The problem →
Repeat every line of the listing below exactly, minus the pictures.

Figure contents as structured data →
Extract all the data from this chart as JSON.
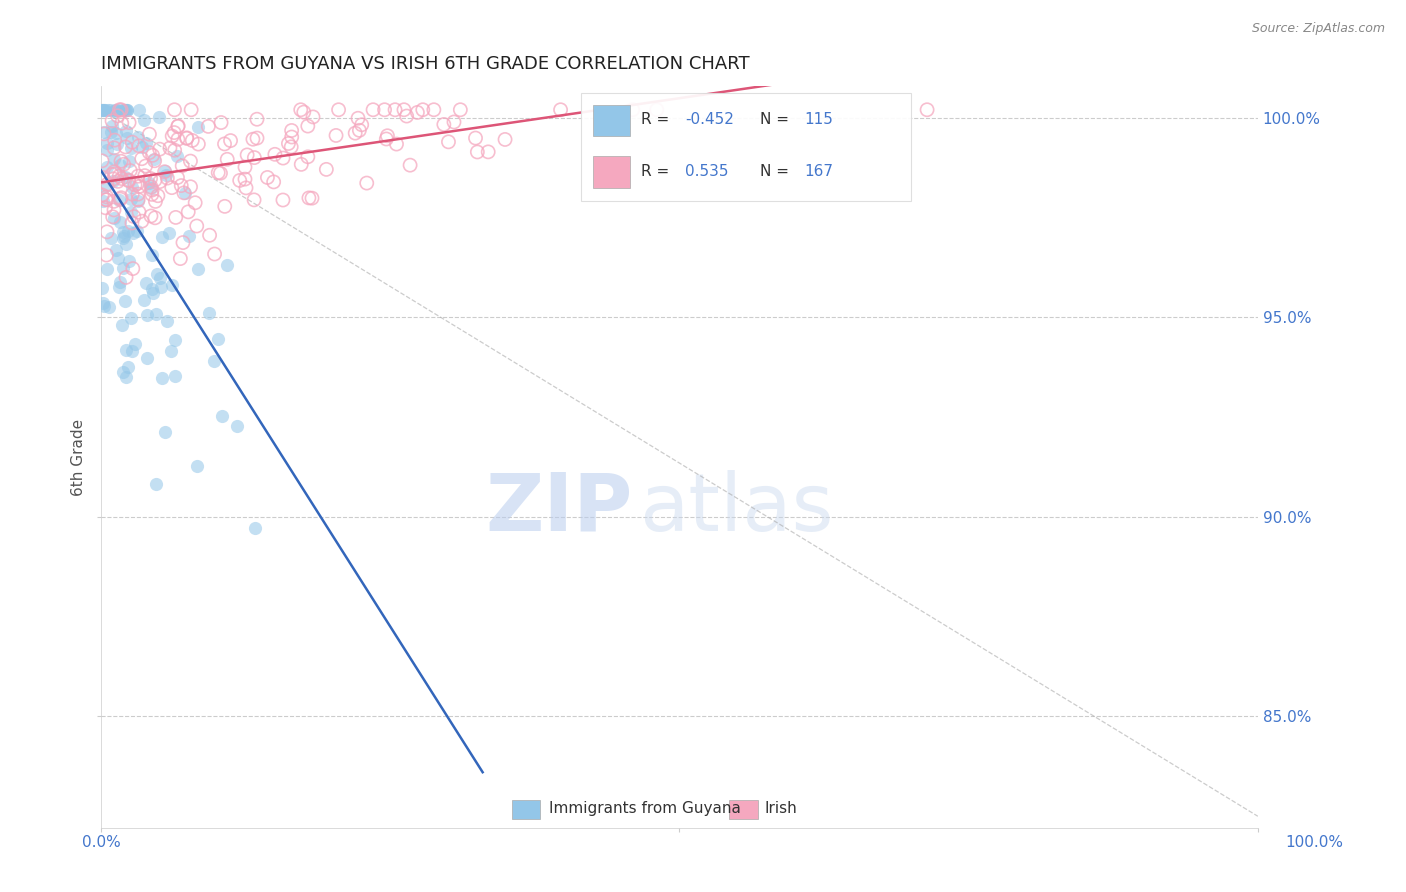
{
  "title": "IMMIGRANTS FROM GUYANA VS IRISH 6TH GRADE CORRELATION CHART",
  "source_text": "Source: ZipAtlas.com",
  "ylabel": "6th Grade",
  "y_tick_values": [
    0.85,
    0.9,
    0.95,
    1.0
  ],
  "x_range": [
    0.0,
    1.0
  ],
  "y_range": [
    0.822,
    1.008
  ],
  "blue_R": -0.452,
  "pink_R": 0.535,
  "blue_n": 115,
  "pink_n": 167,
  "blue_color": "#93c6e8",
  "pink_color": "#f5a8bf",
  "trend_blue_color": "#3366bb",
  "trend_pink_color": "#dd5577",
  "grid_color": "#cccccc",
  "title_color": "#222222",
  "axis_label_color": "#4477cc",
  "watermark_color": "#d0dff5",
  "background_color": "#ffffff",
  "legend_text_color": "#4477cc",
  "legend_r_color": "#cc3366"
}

Reply to the exercise →
Extract all the data from this chart as JSON.
{
  "title": "IMMIGRANTS FROM GUYANA VS IRISH 6TH GRADE CORRELATION CHART",
  "source_text": "Source: ZipAtlas.com",
  "ylabel": "6th Grade",
  "y_tick_values": [
    0.85,
    0.9,
    0.95,
    1.0
  ],
  "x_range": [
    0.0,
    1.0
  ],
  "y_range": [
    0.822,
    1.008
  ],
  "blue_R": -0.452,
  "pink_R": 0.535,
  "blue_n": 115,
  "pink_n": 167,
  "blue_color": "#93c6e8",
  "pink_color": "#f5a8bf",
  "trend_blue_color": "#3366bb",
  "trend_pink_color": "#dd5577",
  "grid_color": "#cccccc",
  "title_color": "#222222",
  "axis_label_color": "#4477cc",
  "watermark_color": "#d0dff5",
  "background_color": "#ffffff",
  "legend_text_color": "#4477cc",
  "legend_r_color": "#cc3366"
}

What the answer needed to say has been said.